Task statement ▸
Identify the lines that include the word "dalam", then copy all of them.

Some records ▸
┌──

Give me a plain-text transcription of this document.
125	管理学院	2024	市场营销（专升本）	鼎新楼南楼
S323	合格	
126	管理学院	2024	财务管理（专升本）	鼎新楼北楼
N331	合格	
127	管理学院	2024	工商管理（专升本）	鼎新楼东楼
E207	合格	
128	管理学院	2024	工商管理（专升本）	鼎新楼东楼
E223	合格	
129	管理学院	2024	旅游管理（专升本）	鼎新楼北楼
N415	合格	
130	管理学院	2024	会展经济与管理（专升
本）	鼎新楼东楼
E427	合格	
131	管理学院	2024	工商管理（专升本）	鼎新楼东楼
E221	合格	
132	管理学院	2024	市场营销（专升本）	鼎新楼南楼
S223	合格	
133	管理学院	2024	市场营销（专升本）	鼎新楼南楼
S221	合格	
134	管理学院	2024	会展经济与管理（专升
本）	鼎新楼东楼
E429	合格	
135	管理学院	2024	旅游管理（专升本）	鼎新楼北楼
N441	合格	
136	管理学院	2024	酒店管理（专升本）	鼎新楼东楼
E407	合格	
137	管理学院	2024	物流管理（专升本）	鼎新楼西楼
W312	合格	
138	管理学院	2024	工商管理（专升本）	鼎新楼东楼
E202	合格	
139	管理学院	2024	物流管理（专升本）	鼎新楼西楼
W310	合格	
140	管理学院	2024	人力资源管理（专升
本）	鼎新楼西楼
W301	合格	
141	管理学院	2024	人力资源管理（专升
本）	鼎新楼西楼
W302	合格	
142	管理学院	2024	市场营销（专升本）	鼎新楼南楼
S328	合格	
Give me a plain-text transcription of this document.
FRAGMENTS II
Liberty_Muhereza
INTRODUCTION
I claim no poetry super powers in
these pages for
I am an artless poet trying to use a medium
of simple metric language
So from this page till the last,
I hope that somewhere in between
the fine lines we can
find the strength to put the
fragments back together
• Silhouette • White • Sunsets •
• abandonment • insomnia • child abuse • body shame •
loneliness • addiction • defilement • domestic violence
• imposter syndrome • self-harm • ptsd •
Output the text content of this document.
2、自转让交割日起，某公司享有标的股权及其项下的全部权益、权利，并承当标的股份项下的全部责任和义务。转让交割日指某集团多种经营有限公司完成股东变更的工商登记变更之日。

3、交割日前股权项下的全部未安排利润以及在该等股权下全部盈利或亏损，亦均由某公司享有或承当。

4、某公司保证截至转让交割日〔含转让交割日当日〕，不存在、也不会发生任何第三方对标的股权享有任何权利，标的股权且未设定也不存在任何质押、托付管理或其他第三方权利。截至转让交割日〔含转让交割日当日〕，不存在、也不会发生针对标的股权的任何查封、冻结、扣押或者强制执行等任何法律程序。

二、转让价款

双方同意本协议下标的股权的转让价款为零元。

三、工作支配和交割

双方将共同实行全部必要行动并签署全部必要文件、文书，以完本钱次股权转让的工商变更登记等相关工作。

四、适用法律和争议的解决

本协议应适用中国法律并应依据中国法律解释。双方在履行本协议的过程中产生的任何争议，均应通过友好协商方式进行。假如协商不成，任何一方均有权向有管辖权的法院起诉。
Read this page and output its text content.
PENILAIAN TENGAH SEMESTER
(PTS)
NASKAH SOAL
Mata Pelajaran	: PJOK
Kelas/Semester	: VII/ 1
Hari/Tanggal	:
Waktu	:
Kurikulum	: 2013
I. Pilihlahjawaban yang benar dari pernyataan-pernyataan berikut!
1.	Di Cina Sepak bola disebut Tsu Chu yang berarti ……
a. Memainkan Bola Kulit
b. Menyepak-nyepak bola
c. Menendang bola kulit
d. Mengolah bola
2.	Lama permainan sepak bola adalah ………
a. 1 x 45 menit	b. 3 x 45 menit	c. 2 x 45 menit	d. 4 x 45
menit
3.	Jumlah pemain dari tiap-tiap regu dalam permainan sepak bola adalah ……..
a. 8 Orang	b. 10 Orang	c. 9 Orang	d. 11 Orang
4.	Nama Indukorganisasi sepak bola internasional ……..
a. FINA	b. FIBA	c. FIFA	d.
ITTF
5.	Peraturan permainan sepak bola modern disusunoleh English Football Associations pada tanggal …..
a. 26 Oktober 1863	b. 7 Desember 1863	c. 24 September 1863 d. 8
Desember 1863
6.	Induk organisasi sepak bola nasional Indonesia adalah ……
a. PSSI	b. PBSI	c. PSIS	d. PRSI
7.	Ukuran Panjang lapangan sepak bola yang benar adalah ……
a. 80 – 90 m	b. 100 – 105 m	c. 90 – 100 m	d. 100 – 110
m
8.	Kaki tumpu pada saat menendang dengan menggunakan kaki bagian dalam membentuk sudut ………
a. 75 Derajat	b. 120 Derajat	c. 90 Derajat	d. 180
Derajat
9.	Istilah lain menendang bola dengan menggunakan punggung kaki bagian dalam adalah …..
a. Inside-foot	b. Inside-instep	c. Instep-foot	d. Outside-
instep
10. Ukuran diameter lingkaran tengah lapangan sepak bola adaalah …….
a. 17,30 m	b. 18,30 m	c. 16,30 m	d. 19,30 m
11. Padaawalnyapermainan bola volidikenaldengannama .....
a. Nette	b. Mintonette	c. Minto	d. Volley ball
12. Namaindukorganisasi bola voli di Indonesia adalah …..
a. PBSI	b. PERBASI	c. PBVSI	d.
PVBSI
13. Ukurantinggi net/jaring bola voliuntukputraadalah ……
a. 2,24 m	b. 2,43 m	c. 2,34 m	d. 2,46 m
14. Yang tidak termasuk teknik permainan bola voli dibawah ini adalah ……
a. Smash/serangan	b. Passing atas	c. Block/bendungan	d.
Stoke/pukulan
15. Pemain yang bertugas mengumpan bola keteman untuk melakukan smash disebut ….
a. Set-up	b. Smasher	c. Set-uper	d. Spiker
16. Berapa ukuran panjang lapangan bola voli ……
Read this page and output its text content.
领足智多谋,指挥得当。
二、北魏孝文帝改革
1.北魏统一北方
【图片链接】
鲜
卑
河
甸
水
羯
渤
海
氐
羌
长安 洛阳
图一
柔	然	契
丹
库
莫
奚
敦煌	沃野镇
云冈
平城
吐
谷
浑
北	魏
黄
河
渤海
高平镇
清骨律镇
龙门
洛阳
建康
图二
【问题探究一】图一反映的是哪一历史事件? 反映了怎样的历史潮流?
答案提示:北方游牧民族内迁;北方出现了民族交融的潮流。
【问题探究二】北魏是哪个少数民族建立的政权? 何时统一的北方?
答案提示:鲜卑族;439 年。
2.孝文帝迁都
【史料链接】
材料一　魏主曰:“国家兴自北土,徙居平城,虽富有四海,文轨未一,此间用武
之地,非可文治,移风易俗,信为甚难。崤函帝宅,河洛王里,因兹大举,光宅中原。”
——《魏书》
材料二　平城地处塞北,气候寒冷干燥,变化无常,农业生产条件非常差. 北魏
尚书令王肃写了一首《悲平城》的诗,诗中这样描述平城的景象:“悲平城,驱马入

└──

Output below ▸
3.	Jumlah pemain dari tiap-tiap regu dalam permainan sepak bola adalah ……..
8.	Kaki tumpu pada saat menendang dengan menggunakan kaki bagian dalam membentuk sudut ………
9.	Istilah lain menendang bola dengan menggunakan punggung kaki bagian dalam adalah …..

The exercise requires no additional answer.